__What to work on__:
Go through the listing beneath this task and return every line that carries the string "Москва".

__Data for this task__:

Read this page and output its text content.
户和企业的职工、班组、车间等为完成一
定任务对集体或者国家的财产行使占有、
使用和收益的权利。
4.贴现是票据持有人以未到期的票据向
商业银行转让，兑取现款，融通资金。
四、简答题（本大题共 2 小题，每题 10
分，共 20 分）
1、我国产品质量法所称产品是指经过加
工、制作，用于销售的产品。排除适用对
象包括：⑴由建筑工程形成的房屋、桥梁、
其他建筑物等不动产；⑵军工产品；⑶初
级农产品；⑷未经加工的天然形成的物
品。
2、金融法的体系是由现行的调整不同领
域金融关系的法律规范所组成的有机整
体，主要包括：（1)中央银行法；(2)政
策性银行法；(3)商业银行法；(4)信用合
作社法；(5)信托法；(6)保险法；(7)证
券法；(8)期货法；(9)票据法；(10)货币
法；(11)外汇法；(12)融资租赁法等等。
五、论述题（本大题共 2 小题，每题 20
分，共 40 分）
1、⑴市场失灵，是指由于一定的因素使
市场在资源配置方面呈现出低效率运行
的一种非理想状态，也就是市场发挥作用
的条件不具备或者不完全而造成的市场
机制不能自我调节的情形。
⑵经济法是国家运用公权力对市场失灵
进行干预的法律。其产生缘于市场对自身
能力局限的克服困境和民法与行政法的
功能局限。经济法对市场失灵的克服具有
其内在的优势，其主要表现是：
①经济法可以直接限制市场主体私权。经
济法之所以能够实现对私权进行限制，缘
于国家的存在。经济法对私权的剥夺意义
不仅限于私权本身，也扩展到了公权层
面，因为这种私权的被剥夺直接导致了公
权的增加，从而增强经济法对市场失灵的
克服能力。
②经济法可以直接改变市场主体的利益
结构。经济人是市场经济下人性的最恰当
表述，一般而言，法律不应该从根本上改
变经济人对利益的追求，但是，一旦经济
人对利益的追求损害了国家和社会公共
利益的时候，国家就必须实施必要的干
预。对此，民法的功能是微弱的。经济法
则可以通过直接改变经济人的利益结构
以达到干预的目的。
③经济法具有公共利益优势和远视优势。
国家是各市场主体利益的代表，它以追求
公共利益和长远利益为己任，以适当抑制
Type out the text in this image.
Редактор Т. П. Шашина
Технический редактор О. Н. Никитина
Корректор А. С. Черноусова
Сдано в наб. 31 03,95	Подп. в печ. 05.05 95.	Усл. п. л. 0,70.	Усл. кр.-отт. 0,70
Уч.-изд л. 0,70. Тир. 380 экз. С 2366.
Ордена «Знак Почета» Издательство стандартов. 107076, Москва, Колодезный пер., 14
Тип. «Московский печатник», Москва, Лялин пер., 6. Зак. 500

__Solution__:
Ордена «Знак Почета» Издательство стандартов. 107076, Москва, Колодезный пер., 14
Тип. «Московский печатник», Москва, Лялин пер., 6. Зак. 500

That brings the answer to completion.